**Task to carry out**
Your task is to repeat the entries word for word while leaving out the pictures.

<<<<

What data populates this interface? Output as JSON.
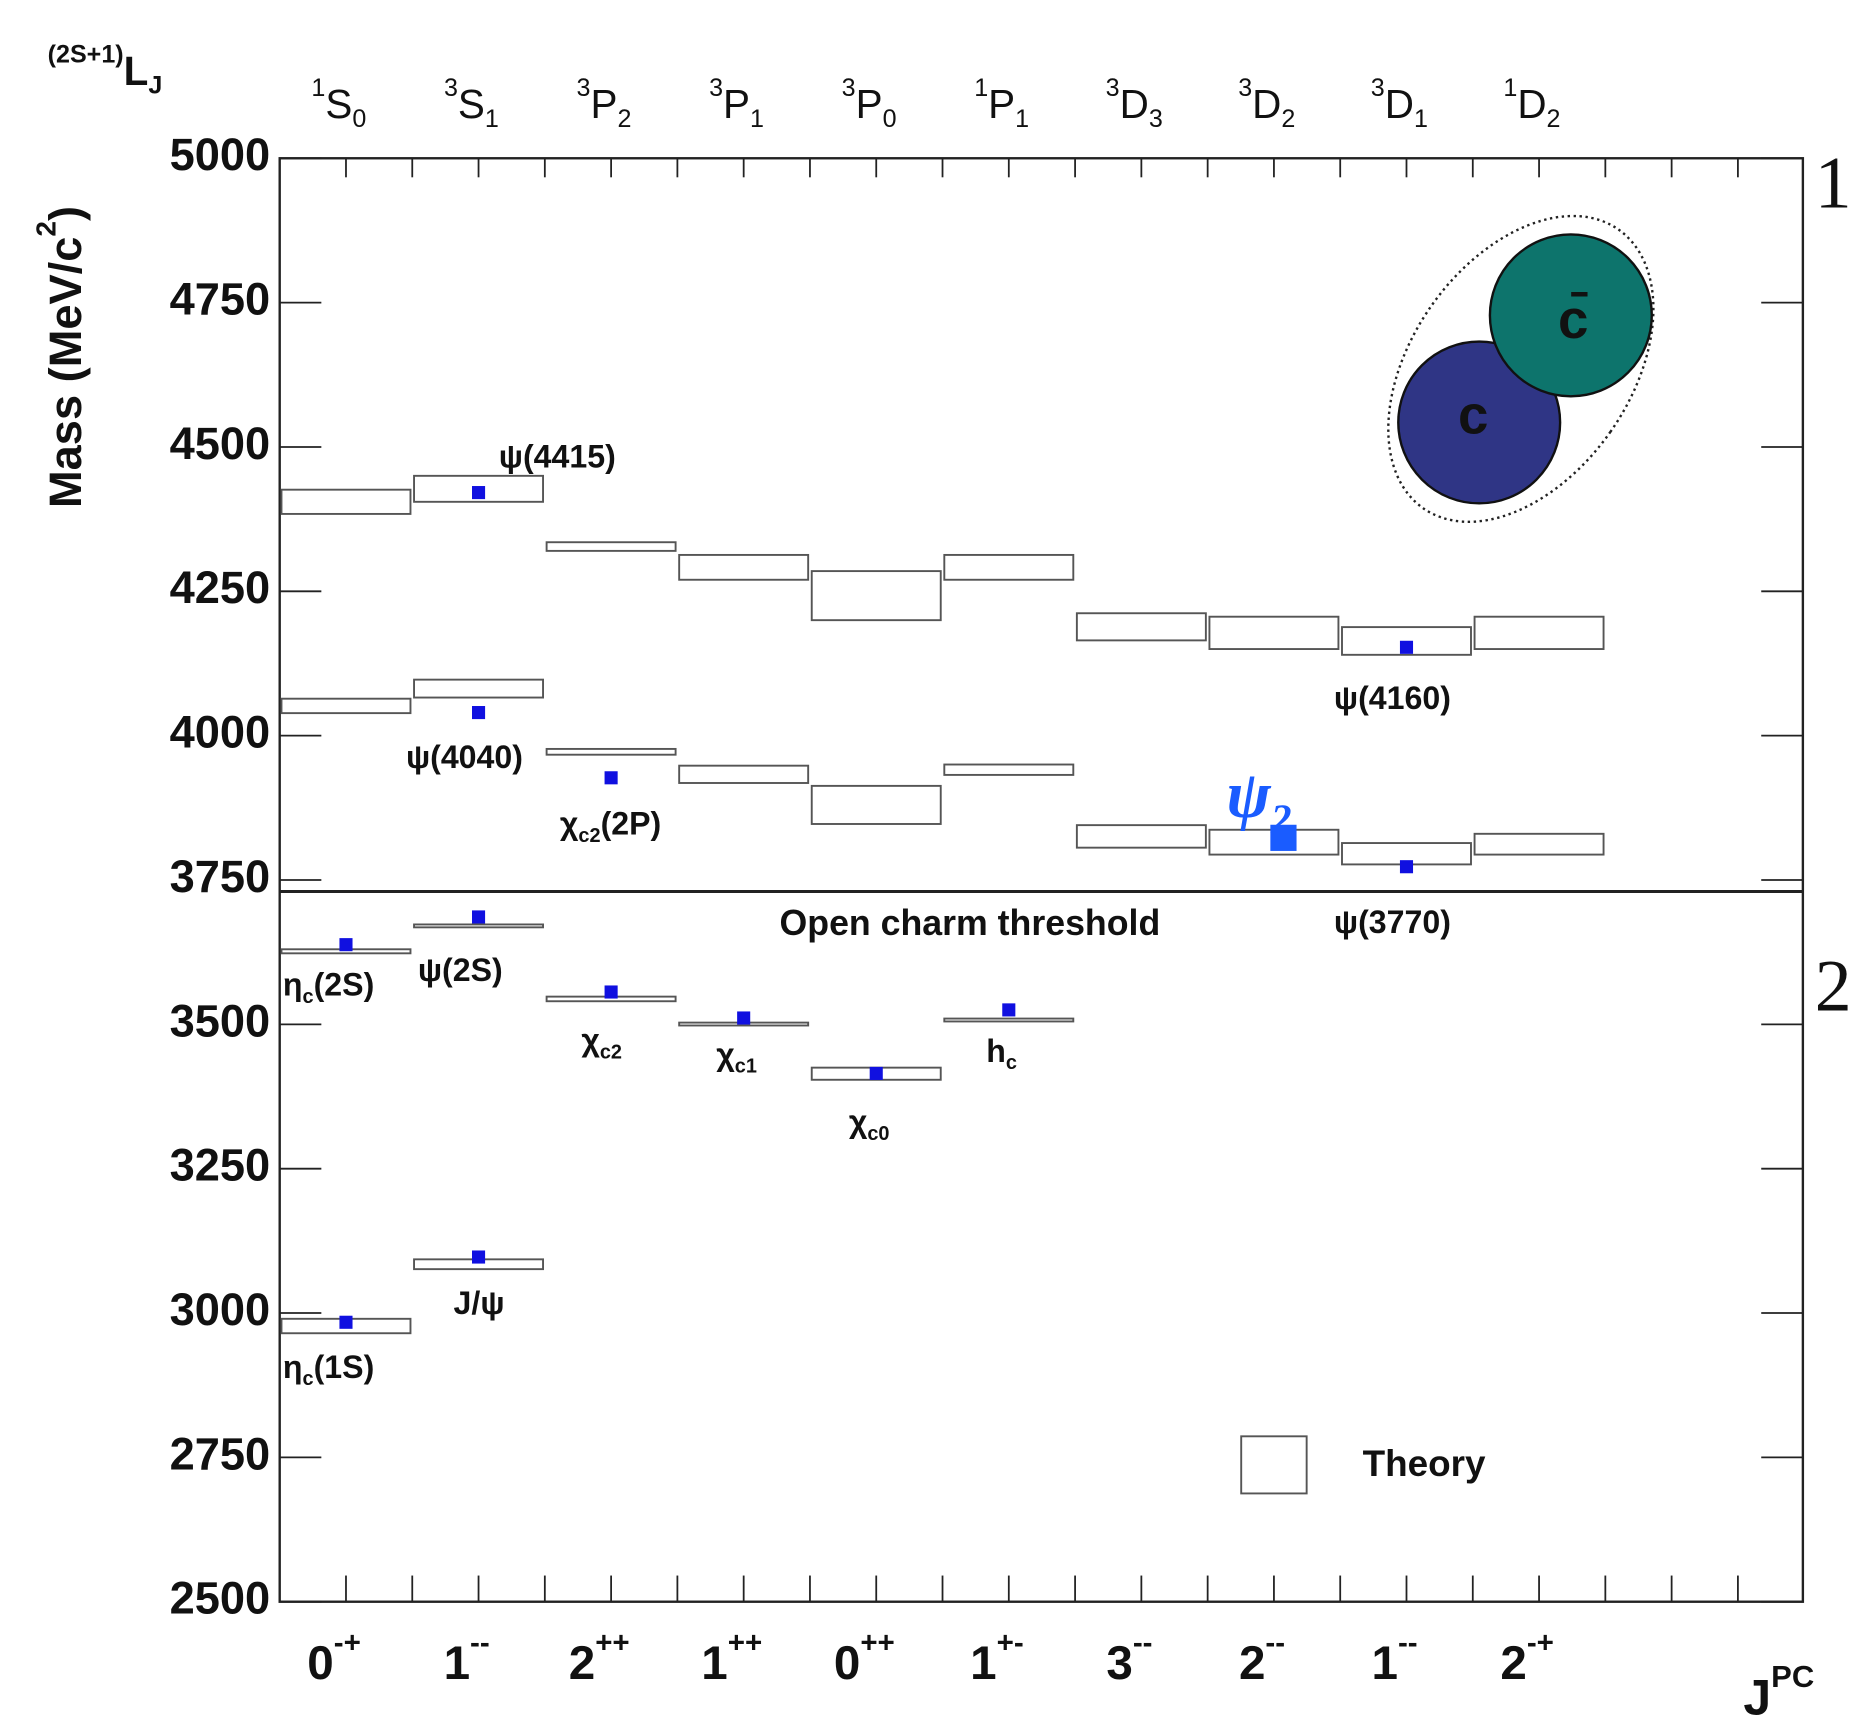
{
  "chart_data": {
    "type": "level",
    "y_label": [
      "Mass (MeV/c",
      "2",
      ")"
    ],
    "x_label": [
      "J",
      "PC"
    ],
    "notation_label": [
      "(2S+1)",
      "L",
      "J"
    ],
    "categories": [
      "0",
      "1",
      "2",
      "1",
      "0",
      "1",
      "3",
      "2",
      "1",
      "2"
    ],
    "category_superscripts": [
      "-+",
      "--",
      "++",
      "++",
      "++",
      "+-",
      "--",
      "--",
      "--",
      "-+"
    ],
    "states": [
      [
        "1",
        "S",
        "0"
      ],
      [
        "3",
        "S",
        "1"
      ],
      [
        "3",
        "P",
        "2"
      ],
      [
        "3",
        "P",
        "1"
      ],
      [
        "3",
        "P",
        "0"
      ],
      [
        "1",
        "P",
        "1"
      ],
      [
        "3",
        "D",
        "3"
      ],
      [
        "3",
        "D",
        "2"
      ],
      [
        "3",
        "D",
        "1"
      ],
      [
        "1",
        "D",
        "2"
      ]
    ],
    "ylim": [
      2500,
      5000
    ],
    "yticks": [
      2500,
      2750,
      3000,
      3250,
      3500,
      3750,
      4000,
      4250,
      4500,
      4750,
      5000
    ],
    "theory": {
      "name": "Theory",
      "color": "#555555",
      "levels": [
        [
          [
            4384,
            4426
          ],
          [
            4039,
            4064
          ],
          [
            3623,
            3630
          ],
          [
            2965,
            2990
          ]
        ],
        [
          [
            4405,
            4450
          ],
          [
            4066,
            4097
          ],
          [
            3668,
            3673
          ],
          [
            3076,
            3093
          ]
        ],
        [
          [
            4320,
            4335
          ],
          [
            3967,
            3977
          ],
          [
            3540,
            3548
          ]
        ],
        [
          [
            4270,
            4313
          ],
          [
            3918,
            3948
          ],
          [
            3498,
            3503
          ]
        ],
        [
          [
            4200,
            4285
          ],
          [
            3847,
            3913
          ],
          [
            3404,
            3425
          ]
        ],
        [
          [
            4270,
            4313
          ],
          [
            3932,
            3950
          ],
          [
            3505,
            3510
          ]
        ],
        [
          [
            4165,
            4212
          ],
          [
            3806,
            3845
          ]
        ],
        [
          [
            4150,
            4206
          ],
          [
            3794,
            3837
          ]
        ],
        [
          [
            4140,
            4188
          ],
          [
            3777,
            3814
          ]
        ],
        [
          [
            4150,
            4206
          ],
          [
            3794,
            3830
          ]
        ]
      ]
    },
    "measured": {
      "color": "#1010e0",
      "levels": [
        [
          {
            "mass": 3638,
            "label": [
              "η",
              "c",
              "(2S)"
            ]
          },
          {
            "mass": 2984,
            "label": [
              "η",
              "c",
              "(1S)"
            ]
          }
        ],
        [
          {
            "mass": 4421,
            "label": [
              "ψ(4415)"
            ]
          },
          {
            "mass": 4040,
            "label": [
              "ψ(4040)"
            ]
          },
          {
            "mass": 3686,
            "label": [
              "ψ(2S)"
            ]
          },
          {
            "mass": 3097,
            "label": [
              "J/ψ"
            ]
          }
        ],
        [
          {
            "mass": 3927,
            "label": [
              "χ",
              "c2",
              "(2P)"
            ]
          },
          {
            "mass": 3556,
            "label": [
              "χ",
              "c2"
            ]
          }
        ],
        [
          {
            "mass": 3511,
            "label": [
              "χ",
              "c1"
            ]
          }
        ],
        [
          {
            "mass": 3415,
            "label": [
              "χ",
              "c0"
            ]
          }
        ],
        [
          {
            "mass": 3525,
            "label": [
              "h",
              "c"
            ]
          }
        ],
        [],
        [
          {
            "mass": 3823,
            "label": [
              "ψ",
              "2"
            ],
            "highlight": true,
            "color": "#1a5cff"
          }
        ],
        [
          {
            "mass": 4153,
            "label": [
              "ψ(4160)"
            ]
          },
          {
            "mass": 3773,
            "label": [
              "ψ(3770)"
            ]
          }
        ],
        []
      ]
    },
    "threshold": {
      "label": "Open charm threshold",
      "value": 3730
    },
    "side_labels": [
      "1",
      "2"
    ],
    "diagram": {
      "quark": "c",
      "antiquark": "c̄"
    }
  }
}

>>>>

**Reply to the task**
What data populates this interface? Output as JSON.
{
  "chart_data": {
    "type": "level",
    "y_label": [
      "Mass (MeV/c",
      "2",
      ")"
    ],
    "x_label": [
      "J",
      "PC"
    ],
    "notation_label": [
      "(2S+1)",
      "L",
      "J"
    ],
    "categories": [
      "0",
      "1",
      "2",
      "1",
      "0",
      "1",
      "3",
      "2",
      "1",
      "2"
    ],
    "category_superscripts": [
      "-+",
      "--",
      "++",
      "++",
      "++",
      "+-",
      "--",
      "--",
      "--",
      "-+"
    ],
    "states": [
      [
        "1",
        "S",
        "0"
      ],
      [
        "3",
        "S",
        "1"
      ],
      [
        "3",
        "P",
        "2"
      ],
      [
        "3",
        "P",
        "1"
      ],
      [
        "3",
        "P",
        "0"
      ],
      [
        "1",
        "P",
        "1"
      ],
      [
        "3",
        "D",
        "3"
      ],
      [
        "3",
        "D",
        "2"
      ],
      [
        "3",
        "D",
        "1"
      ],
      [
        "1",
        "D",
        "2"
      ]
    ],
    "ylim": [
      2500,
      5000
    ],
    "yticks": [
      2500,
      2750,
      3000,
      3250,
      3500,
      3750,
      4000,
      4250,
      4500,
      4750,
      5000
    ],
    "theory": {
      "name": "Theory",
      "color": "#555555",
      "levels": [
        [
          [
            4384,
            4426
          ],
          [
            4039,
            4064
          ],
          [
            3623,
            3630
          ],
          [
            2965,
            2990
          ]
        ],
        [
          [
            4405,
            4450
          ],
          [
            4066,
            4097
          ],
          [
            3668,
            3673
          ],
          [
            3076,
            3093
          ]
        ],
        [
          [
            4320,
            4335
          ],
          [
            3967,
            3977
          ],
          [
            3540,
            3548
          ]
        ],
        [
          [
            4270,
            4313
          ],
          [
            3918,
            3948
          ],
          [
            3498,
            3503
          ]
        ],
        [
          [
            4200,
            4285
          ],
          [
            3847,
            3913
          ],
          [
            3404,
            3425
          ]
        ],
        [
          [
            4270,
            4313
          ],
          [
            3932,
            3950
          ],
          [
            3505,
            3510
          ]
        ],
        [
          [
            4165,
            4212
          ],
          [
            3806,
            3845
          ]
        ],
        [
          [
            4150,
            4206
          ],
          [
            3794,
            3837
          ]
        ],
        [
          [
            4140,
            4188
          ],
          [
            3777,
            3814
          ]
        ],
        [
          [
            4150,
            4206
          ],
          [
            3794,
            3830
          ]
        ]
      ]
    },
    "measured": {
      "color": "#1010e0",
      "levels": [
        [
          {
            "mass": 3638,
            "label": [
              "η",
              "c",
              "(2S)"
            ]
          },
          {
            "mass": 2984,
            "label": [
              "η",
              "c",
              "(1S)"
            ]
          }
        ],
        [
          {
            "mass": 4421,
            "label": [
              "ψ(4415)"
            ]
          },
          {
            "mass": 4040,
            "label": [
              "ψ(4040)"
            ]
          },
          {
            "mass": 3686,
            "label": [
              "ψ(2S)"
            ]
          },
          {
            "mass": 3097,
            "label": [
              "J/ψ"
            ]
          }
        ],
        [
          {
            "mass": 3927,
            "label": [
              "χ",
              "c2",
              "(2P)"
            ]
          },
          {
            "mass": 3556,
            "label": [
              "χ",
              "c2"
            ]
          }
        ],
        [
          {
            "mass": 3511,
            "label": [
              "χ",
              "c1"
            ]
          }
        ],
        [
          {
            "mass": 3415,
            "label": [
              "χ",
              "c0"
            ]
          }
        ],
        [
          {
            "mass": 3525,
            "label": [
              "h",
              "c"
            ]
          }
        ],
        [],
        [
          {
            "mass": 3823,
            "label": [
              "ψ",
              "2"
            ],
            "highlight": true,
            "color": "#1a5cff"
          }
        ],
        [
          {
            "mass": 4153,
            "label": [
              "ψ(4160)"
            ]
          },
          {
            "mass": 3773,
            "label": [
              "ψ(3770)"
            ]
          }
        ],
        []
      ]
    },
    "threshold": {
      "label": "Open charm threshold",
      "value": 3730
    },
    "side_labels": [
      "1",
      "2"
    ],
    "diagram": {
      "quark": "c",
      "antiquark": "c̄"
    }
  }
}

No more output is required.